▶ [Source material]:

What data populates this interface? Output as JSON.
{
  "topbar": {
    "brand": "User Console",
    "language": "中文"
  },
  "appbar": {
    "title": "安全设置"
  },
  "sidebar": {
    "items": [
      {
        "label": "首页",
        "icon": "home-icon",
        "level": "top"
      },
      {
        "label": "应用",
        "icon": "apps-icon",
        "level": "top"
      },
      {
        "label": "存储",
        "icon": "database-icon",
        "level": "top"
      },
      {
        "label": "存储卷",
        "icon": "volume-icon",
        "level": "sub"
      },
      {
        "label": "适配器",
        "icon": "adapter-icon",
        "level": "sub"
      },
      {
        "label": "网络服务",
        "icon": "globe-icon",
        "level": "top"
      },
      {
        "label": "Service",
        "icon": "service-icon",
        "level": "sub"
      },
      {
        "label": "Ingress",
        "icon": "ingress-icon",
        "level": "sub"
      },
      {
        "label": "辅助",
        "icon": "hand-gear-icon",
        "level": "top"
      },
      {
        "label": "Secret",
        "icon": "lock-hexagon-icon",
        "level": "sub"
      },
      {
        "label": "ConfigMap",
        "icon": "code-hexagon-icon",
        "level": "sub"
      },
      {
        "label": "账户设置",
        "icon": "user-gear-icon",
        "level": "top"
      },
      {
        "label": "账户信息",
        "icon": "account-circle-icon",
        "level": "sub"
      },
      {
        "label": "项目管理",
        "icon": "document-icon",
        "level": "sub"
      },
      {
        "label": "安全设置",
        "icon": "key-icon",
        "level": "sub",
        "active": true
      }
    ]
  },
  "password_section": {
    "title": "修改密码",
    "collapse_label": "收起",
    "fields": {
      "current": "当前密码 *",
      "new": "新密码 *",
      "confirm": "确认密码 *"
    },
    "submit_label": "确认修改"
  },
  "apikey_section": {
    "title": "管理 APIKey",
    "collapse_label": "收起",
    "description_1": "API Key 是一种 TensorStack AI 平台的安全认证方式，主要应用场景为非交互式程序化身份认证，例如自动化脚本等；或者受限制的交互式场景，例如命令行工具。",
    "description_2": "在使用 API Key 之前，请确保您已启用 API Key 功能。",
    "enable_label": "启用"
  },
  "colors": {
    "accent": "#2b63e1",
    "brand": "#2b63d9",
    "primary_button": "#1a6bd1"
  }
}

▶ [Task prompt]: What is the number of lines above that contain the string "gear"? Answer with the number alone.

▶ [Answer to this problem]: 2